Extracts from a graphics dataset:

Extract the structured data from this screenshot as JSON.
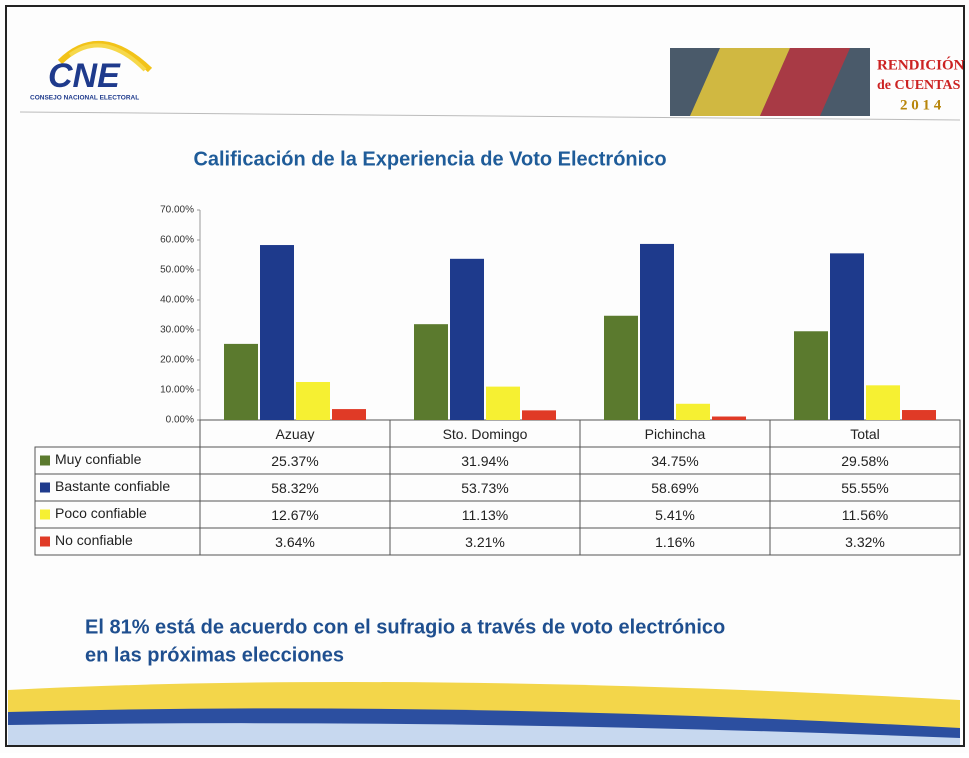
{
  "header": {
    "logo": "CNE",
    "org": "CONSEJO NACIONAL ELECTORAL",
    "badge_line1": "RENDICIÓN",
    "badge_line2": "de CUENTAS",
    "badge_year": "2 0 1 4"
  },
  "chart_data": {
    "type": "bar",
    "title": "Calificación de la Experiencia de Voto Electrónico",
    "categories": [
      "Azuay",
      "Sto. Domingo",
      "Pichincha",
      "Total"
    ],
    "series": [
      {
        "name": "Muy confiable",
        "color": "#5b7a2e",
        "values": [
          25.37,
          31.94,
          34.75,
          29.58
        ],
        "value_labels": [
          "25.37%",
          "31.94%",
          "34.75%",
          "29.58%"
        ]
      },
      {
        "name": "Bastante confiable",
        "color": "#1e3a8c",
        "values": [
          58.32,
          53.73,
          58.69,
          55.55
        ],
        "value_labels": [
          "58.32%",
          "53.73%",
          "58.69%",
          "55.55%"
        ]
      },
      {
        "name": "Poco confiable",
        "color": "#f6f032",
        "values": [
          12.67,
          11.13,
          5.41,
          11.56
        ],
        "value_labels": [
          "12.67%",
          "11.13%",
          "5.41%",
          "11.56%"
        ]
      },
      {
        "name": "No confiable",
        "color": "#e03a26",
        "values": [
          3.64,
          3.21,
          1.16,
          3.32
        ],
        "value_labels": [
          "3.64%",
          "3.21%",
          "1.16%",
          "3.32%"
        ]
      }
    ],
    "ylim": [
      0,
      70
    ],
    "yticks": [
      {
        "value": 0,
        "label": "0.00%"
      },
      {
        "value": 10,
        "label": "10.00%"
      },
      {
        "value": 20,
        "label": "20.00%"
      },
      {
        "value": 30,
        "label": "30.00%"
      },
      {
        "value": 40,
        "label": "40.00%"
      },
      {
        "value": 50,
        "label": "50.00%"
      },
      {
        "value": 60,
        "label": "60.00%"
      },
      {
        "value": 70,
        "label": "70.00%"
      }
    ],
    "grid": false
  },
  "footer": {
    "line1": "El 81% está de acuerdo con el sufragio a través de voto electrónico",
    "line2": "en las próximas elecciones"
  }
}
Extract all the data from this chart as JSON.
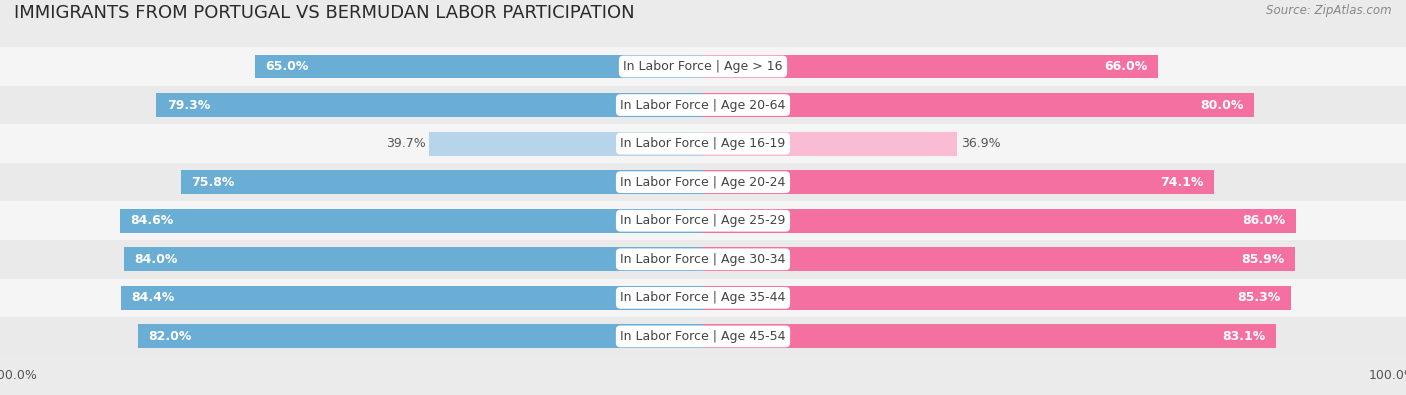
{
  "title": "IMMIGRANTS FROM PORTUGAL VS BERMUDAN LABOR PARTICIPATION",
  "source": "Source: ZipAtlas.com",
  "categories": [
    "In Labor Force | Age > 16",
    "In Labor Force | Age 20-64",
    "In Labor Force | Age 16-19",
    "In Labor Force | Age 20-24",
    "In Labor Force | Age 25-29",
    "In Labor Force | Age 30-34",
    "In Labor Force | Age 35-44",
    "In Labor Force | Age 45-54"
  ],
  "portugal_values": [
    65.0,
    79.3,
    39.7,
    75.8,
    84.6,
    84.0,
    84.4,
    82.0
  ],
  "bermudan_values": [
    66.0,
    80.0,
    36.9,
    74.1,
    86.0,
    85.9,
    85.3,
    83.1
  ],
  "portugal_color": "#6aadd5",
  "portugal_light_color": "#b8d4ea",
  "bermudan_color": "#f470a0",
  "bermudan_light_color": "#f9bcd4",
  "background_color": "#ebebeb",
  "row_bg_even": "#f5f5f5",
  "row_bg_odd": "#e8e8e8",
  "max_value": 100.0,
  "bar_height": 0.62,
  "title_fontsize": 13,
  "label_fontsize": 9,
  "value_fontsize": 9,
  "tick_fontsize": 9,
  "legend_fontsize": 9.5,
  "light_threshold": 50
}
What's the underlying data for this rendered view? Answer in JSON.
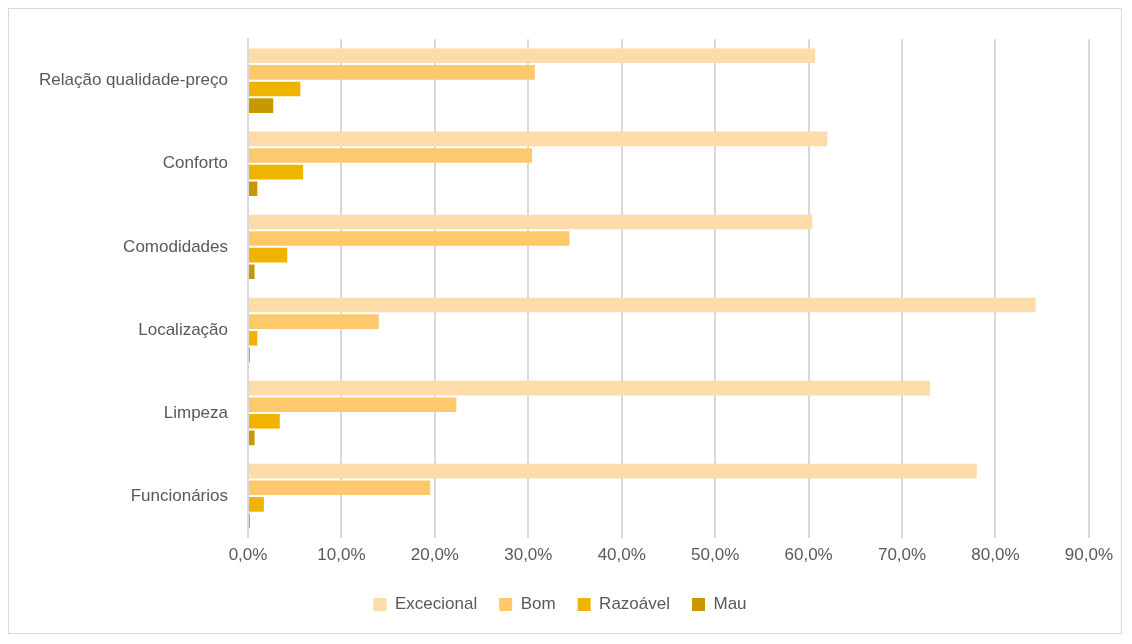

**CHALLENGE**:
Copy out every line holding the string "JSON".

**TASK OUTPUT**:
Extract the structured data from this screenshot as JSON.
Extract all the data from this chart as JSON.
What's the underlying data for this rendered view? Answer in JSON.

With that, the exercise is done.